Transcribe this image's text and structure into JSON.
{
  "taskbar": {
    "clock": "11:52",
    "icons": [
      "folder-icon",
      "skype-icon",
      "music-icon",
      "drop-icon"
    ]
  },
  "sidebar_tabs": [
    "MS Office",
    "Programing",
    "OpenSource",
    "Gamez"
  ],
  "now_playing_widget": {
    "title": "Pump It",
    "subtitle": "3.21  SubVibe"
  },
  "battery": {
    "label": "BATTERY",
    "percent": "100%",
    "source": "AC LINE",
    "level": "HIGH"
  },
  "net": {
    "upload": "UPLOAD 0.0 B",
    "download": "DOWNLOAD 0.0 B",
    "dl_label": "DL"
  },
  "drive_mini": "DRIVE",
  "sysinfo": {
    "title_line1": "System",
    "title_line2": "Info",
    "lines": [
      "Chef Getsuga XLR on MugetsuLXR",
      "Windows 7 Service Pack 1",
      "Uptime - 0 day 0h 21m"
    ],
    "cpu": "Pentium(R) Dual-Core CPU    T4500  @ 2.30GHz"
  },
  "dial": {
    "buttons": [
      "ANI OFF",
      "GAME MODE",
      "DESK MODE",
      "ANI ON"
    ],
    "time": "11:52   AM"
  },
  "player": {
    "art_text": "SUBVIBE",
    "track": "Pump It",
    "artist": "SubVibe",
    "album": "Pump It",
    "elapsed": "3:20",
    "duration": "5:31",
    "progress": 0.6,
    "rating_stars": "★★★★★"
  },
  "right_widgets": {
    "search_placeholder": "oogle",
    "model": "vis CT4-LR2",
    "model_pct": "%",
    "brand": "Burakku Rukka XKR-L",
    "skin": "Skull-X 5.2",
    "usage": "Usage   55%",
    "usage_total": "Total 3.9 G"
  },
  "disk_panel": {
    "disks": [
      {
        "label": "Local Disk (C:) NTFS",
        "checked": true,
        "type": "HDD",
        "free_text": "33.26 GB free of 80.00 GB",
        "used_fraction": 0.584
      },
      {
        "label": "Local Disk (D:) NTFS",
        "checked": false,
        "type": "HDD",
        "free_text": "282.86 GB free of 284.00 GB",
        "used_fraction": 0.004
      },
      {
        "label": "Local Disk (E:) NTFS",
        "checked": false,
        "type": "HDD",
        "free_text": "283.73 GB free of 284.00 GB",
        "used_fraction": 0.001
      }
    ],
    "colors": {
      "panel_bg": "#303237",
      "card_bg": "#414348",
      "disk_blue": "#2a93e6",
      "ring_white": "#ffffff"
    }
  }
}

****

**TASK INSTRUCTIONS**
Set down the entries above again, word for word.

**ANSWER TO THIS PROBLEM**
Transcribe this image's text and structure into JSON.
{
  "taskbar": {
    "clock": "11:52",
    "icons": [
      "folder-icon",
      "skype-icon",
      "music-icon",
      "drop-icon"
    ]
  },
  "sidebar_tabs": [
    "MS Office",
    "Programing",
    "OpenSource",
    "Gamez"
  ],
  "now_playing_widget": {
    "title": "Pump It",
    "subtitle": "3.21  SubVibe"
  },
  "battery": {
    "label": "BATTERY",
    "percent": "100%",
    "source": "AC LINE",
    "level": "HIGH"
  },
  "net": {
    "upload": "UPLOAD 0.0 B",
    "download": "DOWNLOAD 0.0 B",
    "dl_label": "DL"
  },
  "drive_mini": "DRIVE",
  "sysinfo": {
    "title_line1": "System",
    "title_line2": "Info",
    "lines": [
      "Chef Getsuga XLR on MugetsuLXR",
      "Windows 7 Service Pack 1",
      "Uptime - 0 day 0h 21m"
    ],
    "cpu": "Pentium(R) Dual-Core CPU    T4500  @ 2.30GHz"
  },
  "dial": {
    "buttons": [
      "ANI OFF",
      "GAME MODE",
      "DESK MODE",
      "ANI ON"
    ],
    "time": "11:52   AM"
  },
  "player": {
    "art_text": "SUBVIBE",
    "track": "Pump It",
    "artist": "SubVibe",
    "album": "Pump It",
    "elapsed": "3:20",
    "duration": "5:31",
    "progress": 0.6,
    "rating_stars": "★★★★★"
  },
  "right_widgets": {
    "search_placeholder": "oogle",
    "model": "vis CT4-LR2",
    "model_pct": "%",
    "brand": "Burakku Rukka XKR-L",
    "skin": "Skull-X 5.2",
    "usage": "Usage   55%",
    "usage_total": "Total 3.9 G"
  },
  "disk_panel": {
    "disks": [
      {
        "label": "Local Disk (C:) NTFS",
        "checked": true,
        "type": "HDD",
        "free_text": "33.26 GB free of 80.00 GB",
        "used_fraction": 0.584
      },
      {
        "label": "Local Disk (D:) NTFS",
        "checked": false,
        "type": "HDD",
        "free_text": "282.86 GB free of 284.00 GB",
        "used_fraction": 0.004
      },
      {
        "label": "Local Disk (E:) NTFS",
        "checked": false,
        "type": "HDD",
        "free_text": "283.73 GB free of 284.00 GB",
        "used_fraction": 0.001
      }
    ],
    "colors": {
      "panel_bg": "#303237",
      "card_bg": "#414348",
      "disk_blue": "#2a93e6",
      "ring_white": "#ffffff"
    }
  }
}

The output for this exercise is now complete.